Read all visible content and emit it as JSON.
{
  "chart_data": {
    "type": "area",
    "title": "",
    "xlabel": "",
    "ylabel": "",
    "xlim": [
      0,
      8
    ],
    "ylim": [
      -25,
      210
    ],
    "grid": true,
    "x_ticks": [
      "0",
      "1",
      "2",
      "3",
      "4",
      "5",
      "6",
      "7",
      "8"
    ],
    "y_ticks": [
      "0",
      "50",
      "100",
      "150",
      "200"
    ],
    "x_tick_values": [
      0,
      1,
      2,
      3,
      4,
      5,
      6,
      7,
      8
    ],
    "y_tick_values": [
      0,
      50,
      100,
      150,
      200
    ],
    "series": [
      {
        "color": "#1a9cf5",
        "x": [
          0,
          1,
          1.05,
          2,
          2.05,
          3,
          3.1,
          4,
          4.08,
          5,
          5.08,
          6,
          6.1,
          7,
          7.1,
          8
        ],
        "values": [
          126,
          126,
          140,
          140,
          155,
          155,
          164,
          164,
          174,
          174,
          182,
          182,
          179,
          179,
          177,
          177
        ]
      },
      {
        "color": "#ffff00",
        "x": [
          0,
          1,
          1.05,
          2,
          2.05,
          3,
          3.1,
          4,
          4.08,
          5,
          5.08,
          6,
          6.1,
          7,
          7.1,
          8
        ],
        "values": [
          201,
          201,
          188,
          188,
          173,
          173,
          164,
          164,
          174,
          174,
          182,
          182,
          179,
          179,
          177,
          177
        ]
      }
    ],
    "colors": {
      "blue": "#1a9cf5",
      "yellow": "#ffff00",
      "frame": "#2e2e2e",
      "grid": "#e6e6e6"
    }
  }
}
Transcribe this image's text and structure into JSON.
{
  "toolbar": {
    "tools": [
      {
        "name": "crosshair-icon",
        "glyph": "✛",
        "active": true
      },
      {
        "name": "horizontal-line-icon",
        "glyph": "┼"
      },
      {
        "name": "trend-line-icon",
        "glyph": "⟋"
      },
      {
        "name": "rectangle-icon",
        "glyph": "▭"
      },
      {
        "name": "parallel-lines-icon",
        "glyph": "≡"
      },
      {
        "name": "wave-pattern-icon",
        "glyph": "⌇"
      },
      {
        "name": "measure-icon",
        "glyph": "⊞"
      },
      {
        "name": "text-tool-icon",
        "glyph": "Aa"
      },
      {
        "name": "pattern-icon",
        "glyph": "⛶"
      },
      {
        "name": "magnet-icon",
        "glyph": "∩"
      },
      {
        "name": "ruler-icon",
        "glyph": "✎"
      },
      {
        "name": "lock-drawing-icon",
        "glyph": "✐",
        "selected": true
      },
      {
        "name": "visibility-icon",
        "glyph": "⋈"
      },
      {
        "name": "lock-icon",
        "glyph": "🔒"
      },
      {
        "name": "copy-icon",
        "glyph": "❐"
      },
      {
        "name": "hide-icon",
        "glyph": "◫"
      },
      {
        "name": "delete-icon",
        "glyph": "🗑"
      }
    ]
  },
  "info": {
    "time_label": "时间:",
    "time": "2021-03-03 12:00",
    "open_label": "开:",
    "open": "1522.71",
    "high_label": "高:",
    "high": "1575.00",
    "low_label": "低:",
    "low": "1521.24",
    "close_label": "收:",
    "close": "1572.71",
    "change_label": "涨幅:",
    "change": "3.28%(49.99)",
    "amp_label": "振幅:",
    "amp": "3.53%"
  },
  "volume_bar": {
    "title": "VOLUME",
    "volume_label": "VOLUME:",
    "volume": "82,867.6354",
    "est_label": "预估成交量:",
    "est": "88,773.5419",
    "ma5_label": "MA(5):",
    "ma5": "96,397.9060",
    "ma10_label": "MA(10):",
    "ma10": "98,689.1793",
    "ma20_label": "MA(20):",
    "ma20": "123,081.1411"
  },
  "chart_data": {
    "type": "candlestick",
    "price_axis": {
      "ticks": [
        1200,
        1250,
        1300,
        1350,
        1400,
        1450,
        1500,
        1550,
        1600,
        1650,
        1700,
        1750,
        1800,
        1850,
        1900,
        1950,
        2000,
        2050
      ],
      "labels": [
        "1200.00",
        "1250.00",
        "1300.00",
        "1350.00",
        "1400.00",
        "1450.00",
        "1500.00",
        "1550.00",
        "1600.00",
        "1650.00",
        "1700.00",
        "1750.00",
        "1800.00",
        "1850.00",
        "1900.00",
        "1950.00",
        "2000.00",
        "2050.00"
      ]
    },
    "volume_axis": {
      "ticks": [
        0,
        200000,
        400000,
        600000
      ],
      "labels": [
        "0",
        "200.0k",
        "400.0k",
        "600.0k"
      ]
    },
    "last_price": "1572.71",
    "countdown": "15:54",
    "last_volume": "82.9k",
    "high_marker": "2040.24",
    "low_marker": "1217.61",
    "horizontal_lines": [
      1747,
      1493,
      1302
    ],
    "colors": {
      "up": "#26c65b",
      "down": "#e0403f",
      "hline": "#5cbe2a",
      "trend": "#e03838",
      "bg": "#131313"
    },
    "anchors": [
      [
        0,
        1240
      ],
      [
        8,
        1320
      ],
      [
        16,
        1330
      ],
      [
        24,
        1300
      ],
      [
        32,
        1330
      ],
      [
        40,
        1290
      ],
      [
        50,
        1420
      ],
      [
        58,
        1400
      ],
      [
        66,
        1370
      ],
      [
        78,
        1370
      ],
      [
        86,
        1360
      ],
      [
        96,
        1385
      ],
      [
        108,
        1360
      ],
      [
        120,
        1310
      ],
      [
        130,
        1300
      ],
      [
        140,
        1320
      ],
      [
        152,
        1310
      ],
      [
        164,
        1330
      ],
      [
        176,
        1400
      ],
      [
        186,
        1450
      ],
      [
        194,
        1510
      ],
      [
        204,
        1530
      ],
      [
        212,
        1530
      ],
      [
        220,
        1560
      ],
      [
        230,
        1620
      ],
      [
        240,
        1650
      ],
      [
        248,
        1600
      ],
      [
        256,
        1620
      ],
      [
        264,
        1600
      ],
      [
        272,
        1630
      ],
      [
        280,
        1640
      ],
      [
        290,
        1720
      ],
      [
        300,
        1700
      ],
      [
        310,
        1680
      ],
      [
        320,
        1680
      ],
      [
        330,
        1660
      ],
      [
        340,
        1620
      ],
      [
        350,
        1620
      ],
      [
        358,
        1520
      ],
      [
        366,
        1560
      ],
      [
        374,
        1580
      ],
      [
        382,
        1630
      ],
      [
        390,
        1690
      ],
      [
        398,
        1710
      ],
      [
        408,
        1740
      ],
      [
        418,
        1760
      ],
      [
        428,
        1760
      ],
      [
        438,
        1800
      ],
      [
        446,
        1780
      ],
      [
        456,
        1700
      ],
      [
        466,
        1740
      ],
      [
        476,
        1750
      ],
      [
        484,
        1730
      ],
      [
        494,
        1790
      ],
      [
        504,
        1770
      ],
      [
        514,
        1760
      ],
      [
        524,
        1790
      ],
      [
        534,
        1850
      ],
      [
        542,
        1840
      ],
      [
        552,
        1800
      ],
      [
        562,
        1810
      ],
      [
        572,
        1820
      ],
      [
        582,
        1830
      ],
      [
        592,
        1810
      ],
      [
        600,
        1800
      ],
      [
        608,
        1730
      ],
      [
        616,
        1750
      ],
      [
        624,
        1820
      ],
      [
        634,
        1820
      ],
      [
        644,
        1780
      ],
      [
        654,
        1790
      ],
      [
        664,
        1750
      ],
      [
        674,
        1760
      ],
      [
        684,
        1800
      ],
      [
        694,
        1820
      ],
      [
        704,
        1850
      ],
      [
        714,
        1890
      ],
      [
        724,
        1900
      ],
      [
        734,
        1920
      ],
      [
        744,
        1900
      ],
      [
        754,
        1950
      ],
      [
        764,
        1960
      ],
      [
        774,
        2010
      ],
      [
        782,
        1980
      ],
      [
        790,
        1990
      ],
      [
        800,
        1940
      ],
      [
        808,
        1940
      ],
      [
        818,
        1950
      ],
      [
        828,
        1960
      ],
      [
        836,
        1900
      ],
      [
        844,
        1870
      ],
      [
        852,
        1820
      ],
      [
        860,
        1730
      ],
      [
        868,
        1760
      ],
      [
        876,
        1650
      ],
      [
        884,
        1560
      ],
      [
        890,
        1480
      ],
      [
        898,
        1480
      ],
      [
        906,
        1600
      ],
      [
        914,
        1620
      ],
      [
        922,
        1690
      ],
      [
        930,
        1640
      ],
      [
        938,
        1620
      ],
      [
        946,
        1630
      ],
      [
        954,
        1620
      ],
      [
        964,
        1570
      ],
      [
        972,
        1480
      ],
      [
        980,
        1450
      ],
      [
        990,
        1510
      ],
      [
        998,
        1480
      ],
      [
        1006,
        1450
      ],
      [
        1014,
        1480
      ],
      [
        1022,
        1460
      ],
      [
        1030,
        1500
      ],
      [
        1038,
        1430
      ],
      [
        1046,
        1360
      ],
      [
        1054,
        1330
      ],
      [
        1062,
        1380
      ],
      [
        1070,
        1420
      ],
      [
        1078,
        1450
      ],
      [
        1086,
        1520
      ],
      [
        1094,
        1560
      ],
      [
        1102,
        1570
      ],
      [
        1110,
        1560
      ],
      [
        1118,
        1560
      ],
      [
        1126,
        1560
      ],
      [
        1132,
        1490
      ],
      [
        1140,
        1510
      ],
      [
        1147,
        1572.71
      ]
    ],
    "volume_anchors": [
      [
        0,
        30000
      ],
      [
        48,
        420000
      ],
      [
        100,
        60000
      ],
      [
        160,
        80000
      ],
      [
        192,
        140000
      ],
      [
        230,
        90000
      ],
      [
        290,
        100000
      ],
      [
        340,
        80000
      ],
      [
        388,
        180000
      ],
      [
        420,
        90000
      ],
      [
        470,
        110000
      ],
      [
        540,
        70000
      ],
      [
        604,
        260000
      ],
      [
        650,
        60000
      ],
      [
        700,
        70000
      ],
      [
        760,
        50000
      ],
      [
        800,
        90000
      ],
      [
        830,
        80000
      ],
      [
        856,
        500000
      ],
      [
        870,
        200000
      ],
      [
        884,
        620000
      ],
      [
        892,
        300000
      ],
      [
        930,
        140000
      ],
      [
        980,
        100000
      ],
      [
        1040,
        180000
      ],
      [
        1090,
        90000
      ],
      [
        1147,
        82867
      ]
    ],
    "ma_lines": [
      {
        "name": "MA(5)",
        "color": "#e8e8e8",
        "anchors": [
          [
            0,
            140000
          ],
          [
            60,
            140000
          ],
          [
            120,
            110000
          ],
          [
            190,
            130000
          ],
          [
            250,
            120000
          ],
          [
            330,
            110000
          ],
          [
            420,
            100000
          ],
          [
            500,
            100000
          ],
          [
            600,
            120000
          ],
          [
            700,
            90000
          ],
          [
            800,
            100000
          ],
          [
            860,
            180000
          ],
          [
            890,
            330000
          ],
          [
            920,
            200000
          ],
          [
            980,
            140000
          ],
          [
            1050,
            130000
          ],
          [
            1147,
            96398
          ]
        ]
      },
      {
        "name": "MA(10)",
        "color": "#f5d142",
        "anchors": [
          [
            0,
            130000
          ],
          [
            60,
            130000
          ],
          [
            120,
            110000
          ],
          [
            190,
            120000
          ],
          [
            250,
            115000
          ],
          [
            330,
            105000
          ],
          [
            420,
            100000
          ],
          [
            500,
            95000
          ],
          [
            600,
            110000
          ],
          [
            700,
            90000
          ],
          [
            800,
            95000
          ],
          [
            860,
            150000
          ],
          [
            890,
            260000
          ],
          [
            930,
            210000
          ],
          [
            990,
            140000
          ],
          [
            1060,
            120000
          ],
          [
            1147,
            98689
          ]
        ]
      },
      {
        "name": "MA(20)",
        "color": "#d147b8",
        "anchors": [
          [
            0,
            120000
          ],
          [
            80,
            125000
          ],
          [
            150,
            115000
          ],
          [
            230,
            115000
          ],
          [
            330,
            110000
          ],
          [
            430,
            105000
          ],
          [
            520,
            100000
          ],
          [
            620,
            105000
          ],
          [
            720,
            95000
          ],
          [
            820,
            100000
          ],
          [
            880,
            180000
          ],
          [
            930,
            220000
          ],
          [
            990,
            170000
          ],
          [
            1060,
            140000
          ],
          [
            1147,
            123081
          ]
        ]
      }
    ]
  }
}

★ ★ ★ ★

### [WHAT THE TASK REQUIRES]
Whenever "true" turns up in a line, pick that line out.

### [OUTPUT OF THE EXERCISE]
    "grid": true,
        "active": true
        "selected": true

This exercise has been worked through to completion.